:: Passage for review ::

Hospitals have been known to inflate costs and provide far more expensive (and unnecessary) services when third parties are required to reimburse for care. In order to alleviate this problem, Blue Cross Blue Shield, along with the public health system, began lobbying for “ certificate of need” (CON) laws. CON allowed states to regulate hospitals’ capital expenditures, service expansion, bed count, and more. CON laws require that hospitals demonstrate an unequivocal market need for expansion of any sort, as well as an inability of other providers to fill that need. Additionally, competitors are empowered to rebut claims of need by other hospitals—the primary reason for CON’s being overturned. CON laws induce artificial capacity constraints on hospitals, which is a major basis for hospitals’ price bargaining power. Since resources are scarce, prices will rise—and do. Moreover, mortality rates at hospitals in states that have active CON laws are much higher than in states without stringent CON laws. Even the dialysis market has seen deterioration of quality in states with CON laws. However, in states that have repealed CON laws, the healthcare provider markets have seen no price increase—in fact large decreases have been observed. For example, in certain states that repealed CON laws, the cost of cardiac care dropped so substantially, that total spending on cardiac care fell even as volume skyrocketed.

:::
:: Recorded data ::

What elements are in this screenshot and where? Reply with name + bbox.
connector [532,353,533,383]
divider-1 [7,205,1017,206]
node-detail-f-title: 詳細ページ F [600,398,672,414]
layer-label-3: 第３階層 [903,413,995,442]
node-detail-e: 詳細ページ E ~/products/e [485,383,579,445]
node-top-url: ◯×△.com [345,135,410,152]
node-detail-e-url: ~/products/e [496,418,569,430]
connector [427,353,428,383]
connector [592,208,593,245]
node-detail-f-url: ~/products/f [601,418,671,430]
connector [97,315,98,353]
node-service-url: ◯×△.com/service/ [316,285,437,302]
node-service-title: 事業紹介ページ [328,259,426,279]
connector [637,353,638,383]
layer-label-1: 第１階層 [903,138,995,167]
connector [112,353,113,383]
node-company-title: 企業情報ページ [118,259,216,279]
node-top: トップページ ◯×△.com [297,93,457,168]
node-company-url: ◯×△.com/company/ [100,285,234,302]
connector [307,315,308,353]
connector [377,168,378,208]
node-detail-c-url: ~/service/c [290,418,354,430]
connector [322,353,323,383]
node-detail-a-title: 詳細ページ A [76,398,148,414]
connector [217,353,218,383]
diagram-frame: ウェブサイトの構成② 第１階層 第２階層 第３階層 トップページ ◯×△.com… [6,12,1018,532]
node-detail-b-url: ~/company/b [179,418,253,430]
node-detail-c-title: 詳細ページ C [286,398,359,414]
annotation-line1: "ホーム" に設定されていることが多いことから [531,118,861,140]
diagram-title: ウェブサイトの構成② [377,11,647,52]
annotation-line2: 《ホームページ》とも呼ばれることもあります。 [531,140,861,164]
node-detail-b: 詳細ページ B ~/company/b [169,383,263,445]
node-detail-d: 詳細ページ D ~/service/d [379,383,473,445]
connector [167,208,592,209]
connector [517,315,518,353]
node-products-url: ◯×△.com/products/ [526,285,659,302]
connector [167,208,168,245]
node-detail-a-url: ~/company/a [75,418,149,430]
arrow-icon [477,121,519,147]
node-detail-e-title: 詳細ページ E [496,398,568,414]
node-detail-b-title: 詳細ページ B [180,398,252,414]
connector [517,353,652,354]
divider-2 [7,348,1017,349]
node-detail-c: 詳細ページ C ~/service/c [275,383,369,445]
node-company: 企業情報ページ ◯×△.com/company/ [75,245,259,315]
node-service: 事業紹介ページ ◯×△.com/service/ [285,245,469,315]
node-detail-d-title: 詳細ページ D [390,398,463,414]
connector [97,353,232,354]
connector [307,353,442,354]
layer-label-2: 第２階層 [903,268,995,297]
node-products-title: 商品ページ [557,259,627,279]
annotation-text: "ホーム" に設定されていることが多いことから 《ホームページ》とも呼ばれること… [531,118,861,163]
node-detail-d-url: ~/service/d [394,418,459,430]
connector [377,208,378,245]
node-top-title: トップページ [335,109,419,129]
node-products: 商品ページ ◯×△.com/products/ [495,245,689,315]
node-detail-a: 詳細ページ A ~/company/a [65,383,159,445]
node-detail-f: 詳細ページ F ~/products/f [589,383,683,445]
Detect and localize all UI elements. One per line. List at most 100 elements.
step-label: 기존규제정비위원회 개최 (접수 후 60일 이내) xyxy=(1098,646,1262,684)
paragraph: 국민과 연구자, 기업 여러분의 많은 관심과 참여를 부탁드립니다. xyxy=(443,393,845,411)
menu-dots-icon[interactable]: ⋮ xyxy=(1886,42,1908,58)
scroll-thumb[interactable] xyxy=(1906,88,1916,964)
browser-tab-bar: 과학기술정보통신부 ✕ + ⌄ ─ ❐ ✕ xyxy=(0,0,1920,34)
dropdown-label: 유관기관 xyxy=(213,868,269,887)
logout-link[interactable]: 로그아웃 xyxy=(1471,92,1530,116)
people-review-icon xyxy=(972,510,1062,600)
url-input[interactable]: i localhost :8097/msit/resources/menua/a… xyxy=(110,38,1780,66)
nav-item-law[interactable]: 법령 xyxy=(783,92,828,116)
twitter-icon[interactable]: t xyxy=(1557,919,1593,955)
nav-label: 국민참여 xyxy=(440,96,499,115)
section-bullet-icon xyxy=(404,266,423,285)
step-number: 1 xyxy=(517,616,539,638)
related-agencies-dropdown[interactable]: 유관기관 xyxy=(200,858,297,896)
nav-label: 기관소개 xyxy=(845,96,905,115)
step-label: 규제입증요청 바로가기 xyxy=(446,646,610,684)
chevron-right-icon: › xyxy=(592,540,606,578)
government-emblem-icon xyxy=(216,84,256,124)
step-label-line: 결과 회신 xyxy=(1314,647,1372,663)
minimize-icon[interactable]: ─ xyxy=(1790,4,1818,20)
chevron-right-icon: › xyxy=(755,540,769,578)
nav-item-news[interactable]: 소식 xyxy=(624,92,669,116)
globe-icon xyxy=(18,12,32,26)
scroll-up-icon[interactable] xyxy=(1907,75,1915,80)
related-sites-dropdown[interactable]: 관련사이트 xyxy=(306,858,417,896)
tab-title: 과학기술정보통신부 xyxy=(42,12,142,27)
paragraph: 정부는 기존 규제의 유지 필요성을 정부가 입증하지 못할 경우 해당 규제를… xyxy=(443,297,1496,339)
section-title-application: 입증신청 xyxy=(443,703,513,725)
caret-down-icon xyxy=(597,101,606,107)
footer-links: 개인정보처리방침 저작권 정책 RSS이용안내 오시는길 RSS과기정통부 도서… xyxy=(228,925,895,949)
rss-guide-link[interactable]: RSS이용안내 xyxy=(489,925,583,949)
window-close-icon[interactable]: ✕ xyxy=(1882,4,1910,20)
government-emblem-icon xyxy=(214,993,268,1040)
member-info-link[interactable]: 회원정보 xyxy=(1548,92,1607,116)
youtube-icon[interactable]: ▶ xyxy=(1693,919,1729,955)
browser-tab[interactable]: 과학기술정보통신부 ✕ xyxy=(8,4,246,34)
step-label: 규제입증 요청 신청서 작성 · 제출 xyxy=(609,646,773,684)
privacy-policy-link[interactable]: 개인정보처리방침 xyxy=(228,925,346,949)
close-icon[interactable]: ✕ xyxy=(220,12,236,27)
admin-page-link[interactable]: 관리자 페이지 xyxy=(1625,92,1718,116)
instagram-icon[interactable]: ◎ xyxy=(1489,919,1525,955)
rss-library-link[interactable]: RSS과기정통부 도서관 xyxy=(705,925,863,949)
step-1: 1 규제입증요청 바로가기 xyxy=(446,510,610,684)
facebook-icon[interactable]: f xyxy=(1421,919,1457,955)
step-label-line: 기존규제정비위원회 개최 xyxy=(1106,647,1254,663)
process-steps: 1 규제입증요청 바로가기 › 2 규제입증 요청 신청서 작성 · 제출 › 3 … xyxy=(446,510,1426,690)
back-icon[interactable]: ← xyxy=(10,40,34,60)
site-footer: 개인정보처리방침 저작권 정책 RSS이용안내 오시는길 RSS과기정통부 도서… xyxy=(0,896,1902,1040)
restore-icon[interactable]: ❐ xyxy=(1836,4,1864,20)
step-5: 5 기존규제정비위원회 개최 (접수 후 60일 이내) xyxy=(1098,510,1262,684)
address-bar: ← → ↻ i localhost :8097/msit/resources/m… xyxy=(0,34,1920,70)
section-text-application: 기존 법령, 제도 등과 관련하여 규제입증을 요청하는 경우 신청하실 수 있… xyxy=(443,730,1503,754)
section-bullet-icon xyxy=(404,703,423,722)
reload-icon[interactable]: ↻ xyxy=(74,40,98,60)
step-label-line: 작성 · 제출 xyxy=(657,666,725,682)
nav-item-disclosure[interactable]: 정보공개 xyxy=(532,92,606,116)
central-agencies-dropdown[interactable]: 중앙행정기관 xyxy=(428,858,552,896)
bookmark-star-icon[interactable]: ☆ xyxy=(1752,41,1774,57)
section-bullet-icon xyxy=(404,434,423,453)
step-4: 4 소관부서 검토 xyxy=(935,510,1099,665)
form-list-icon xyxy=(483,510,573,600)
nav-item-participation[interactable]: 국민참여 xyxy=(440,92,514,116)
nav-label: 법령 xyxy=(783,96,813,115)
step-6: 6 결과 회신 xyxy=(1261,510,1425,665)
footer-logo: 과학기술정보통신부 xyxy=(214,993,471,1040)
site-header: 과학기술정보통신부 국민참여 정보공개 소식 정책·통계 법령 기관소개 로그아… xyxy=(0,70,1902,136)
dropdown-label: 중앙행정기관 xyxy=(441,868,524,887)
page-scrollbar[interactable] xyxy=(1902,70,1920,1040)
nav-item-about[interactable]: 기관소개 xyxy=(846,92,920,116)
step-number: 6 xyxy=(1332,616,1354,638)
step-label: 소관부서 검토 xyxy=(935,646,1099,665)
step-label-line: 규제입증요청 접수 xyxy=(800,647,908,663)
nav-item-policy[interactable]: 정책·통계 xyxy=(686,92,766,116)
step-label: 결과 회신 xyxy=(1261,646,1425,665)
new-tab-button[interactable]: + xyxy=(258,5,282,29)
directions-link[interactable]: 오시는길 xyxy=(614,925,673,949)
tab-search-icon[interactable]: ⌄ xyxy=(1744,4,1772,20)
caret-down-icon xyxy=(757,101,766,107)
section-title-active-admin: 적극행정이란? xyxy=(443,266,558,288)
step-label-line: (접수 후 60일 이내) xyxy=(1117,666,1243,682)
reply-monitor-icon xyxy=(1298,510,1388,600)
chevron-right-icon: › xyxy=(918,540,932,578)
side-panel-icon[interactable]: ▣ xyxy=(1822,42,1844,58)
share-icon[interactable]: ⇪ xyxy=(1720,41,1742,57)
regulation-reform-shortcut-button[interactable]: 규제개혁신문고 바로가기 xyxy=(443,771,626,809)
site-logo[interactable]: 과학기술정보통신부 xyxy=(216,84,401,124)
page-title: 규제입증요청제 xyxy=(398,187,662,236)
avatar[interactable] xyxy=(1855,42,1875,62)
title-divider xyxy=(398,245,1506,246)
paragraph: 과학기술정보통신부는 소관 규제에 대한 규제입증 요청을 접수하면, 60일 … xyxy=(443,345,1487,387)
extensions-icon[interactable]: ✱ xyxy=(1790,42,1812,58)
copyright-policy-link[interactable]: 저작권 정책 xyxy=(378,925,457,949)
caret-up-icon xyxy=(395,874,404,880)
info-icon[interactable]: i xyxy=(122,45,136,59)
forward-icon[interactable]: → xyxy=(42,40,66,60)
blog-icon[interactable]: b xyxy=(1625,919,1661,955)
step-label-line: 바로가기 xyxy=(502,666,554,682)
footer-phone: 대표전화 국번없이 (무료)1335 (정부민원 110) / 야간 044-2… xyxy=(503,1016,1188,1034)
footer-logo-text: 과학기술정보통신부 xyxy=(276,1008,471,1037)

:::

* [Task to carry out]: For each statement below, say yes or no to whether it agrees with the passage on certificate of need laws, and quote the words that decide it: (a) Blue Cross Blue Shield and the public health system lobbied for CON laws. (b) States that repealed CON laws saw healthcare provider prices go up. (c) Hospital mortality rates are lower in states with active CON laws.

* [Solution to this problem]:
(a) Yes: "Blue Cross Blue Shield, along with the public health system, began lobbying"
(b) No: "the healthcare provider markets have seen no price increase—in fact large decreases have been observed"
(c) No: "mortality rates at hospitals in states that have active CON laws are much higher than in states without stringent CON laws"